[DATA IN THIS EXERCISE]
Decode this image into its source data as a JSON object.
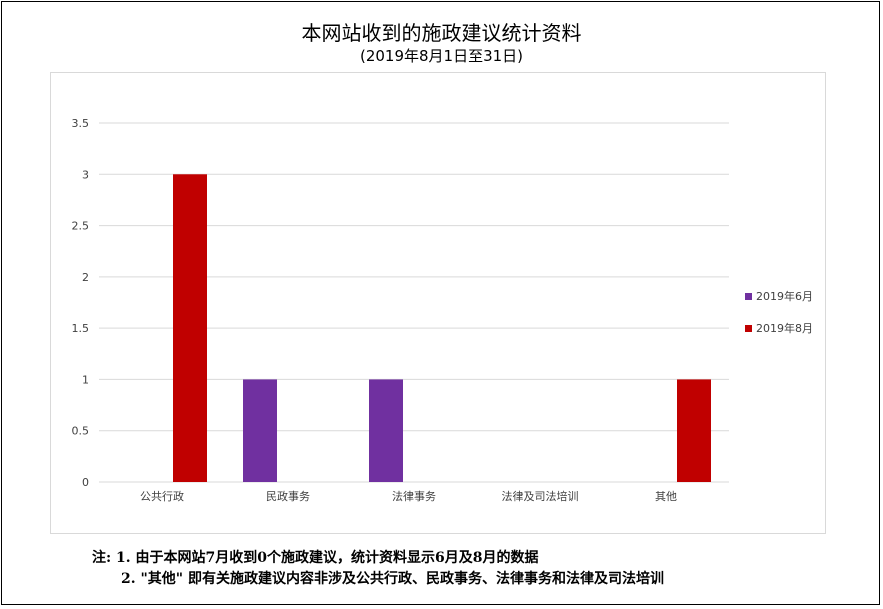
{
  "chart_data": {
    "type": "bar",
    "title": "本网站收到的施政建议统计资料",
    "subtitle": "(2019年8月1日至31日)",
    "categories": [
      "公共行政",
      "民政事务",
      "法律事务",
      "法律及司法培训",
      "其他"
    ],
    "series": [
      {
        "name": "2019年6月",
        "color": "#7030a0",
        "values": [
          0,
          1,
          1,
          0,
          0
        ]
      },
      {
        "name": "2019年8月",
        "color": "#c00000",
        "values": [
          3,
          0,
          0,
          0,
          1
        ]
      }
    ],
    "ylim": [
      0,
      3.5
    ],
    "yticks": [
      "0",
      "0.5",
      "1",
      "1.5",
      "2",
      "2.5",
      "3",
      "3.5"
    ],
    "grid": true,
    "legend_position": "right"
  },
  "notes": {
    "line1": "注: 1. 由于本网站7月收到0个施政建议，统计资料显示6月及8月的数据",
    "line2": "2. \"其他\" 即有关施政建议内容非涉及公共行政、民政事务、法律事务和法律及司法培训"
  }
}
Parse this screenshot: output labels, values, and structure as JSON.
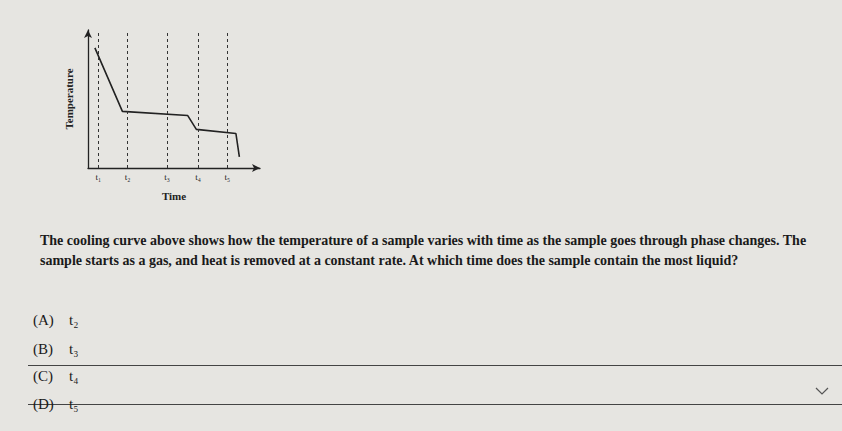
{
  "chart_data": {
    "type": "line",
    "x": [
      4,
      20,
      58,
      63,
      86,
      88
    ],
    "values": [
      87,
      41,
      38,
      28,
      25,
      8
    ],
    "color": "#222222",
    "xlabel": "Time",
    "ylabel": "Temperature",
    "xlim": [
      0,
      100
    ],
    "xticks": [
      {
        "value": 6,
        "label": "t₁"
      },
      {
        "value": 23,
        "label": "t₂"
      },
      {
        "value": 46,
        "label": "t₃"
      },
      {
        "value": 64,
        "label": "t₄"
      },
      {
        "value": 81,
        "label": "t₅"
      }
    ],
    "ylim": [
      0,
      100
    ],
    "yticks": [],
    "tick_labels": "x",
    "grid": true,
    "marker": "none",
    "line_style": "solid"
  },
  "question": "The cooling curve above shows how the temperature of a sample varies with time as the sample goes through phase changes. The sample starts as a gas, and heat is removed at a constant rate. At which time does the sample contain the most liquid?",
  "options": [
    {
      "letter": "(A)",
      "text": "t₂"
    },
    {
      "letter": "(B)",
      "text": "t₃"
    },
    {
      "letter": "(C)",
      "text": "t₄"
    },
    {
      "letter": "(D)",
      "text": "t₅"
    }
  ]
}
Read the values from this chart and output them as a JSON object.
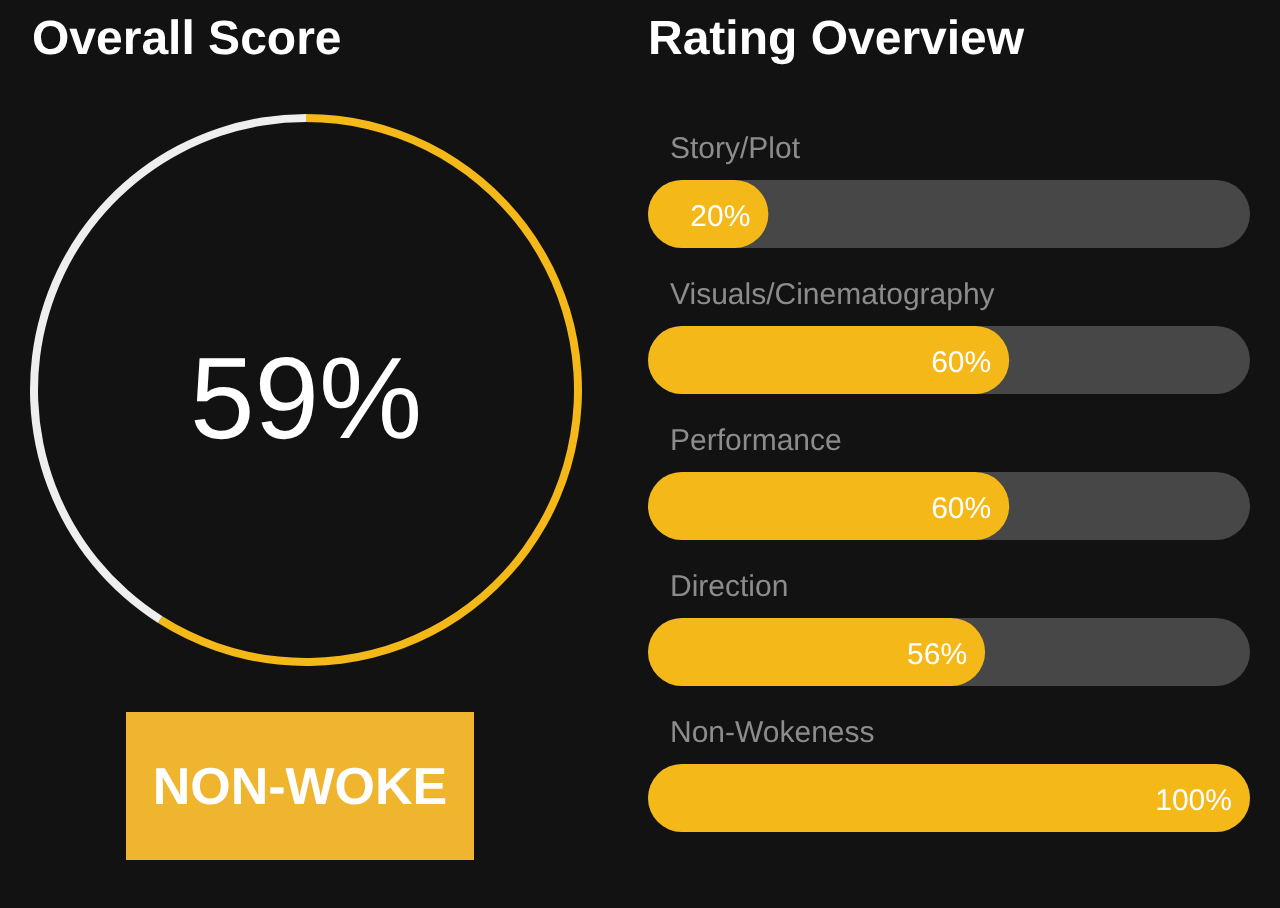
{
  "chart_data": [
    {
      "type": "donut",
      "title": "Overall Score",
      "categories": [
        null,
        null
      ],
      "values": [
        59,
        41
      ],
      "colors": [
        "#f4b819",
        "#eeeeee"
      ],
      "value_labels": [
        "59%",
        null
      ],
      "annotations": [
        "NON-WOKE"
      ]
    },
    {
      "type": "bar",
      "title": "Rating Overview",
      "orientation": "horizontal",
      "categories": [
        "Story/Plot",
        "Visuals/Cinematography",
        "Performance",
        "Direction",
        "Non-Wokeness"
      ],
      "values": [
        20,
        60,
        60,
        56,
        100
      ],
      "color": "#f4b819",
      "value_labels": [
        "20%",
        "60%",
        "60%",
        "56%",
        "100%"
      ],
      "xlim": [
        0,
        100
      ],
      "tick_labels": "y"
    }
  ]
}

[SET TASK]
Using the entries above, find all lines with "JSON". Copy them.

[RESPONSE]
Decode this image into its source data as a JSON object.
Parse this screenshot: output labels, values, and structure as JSON.
Read the values from this chart and output them as a JSON object.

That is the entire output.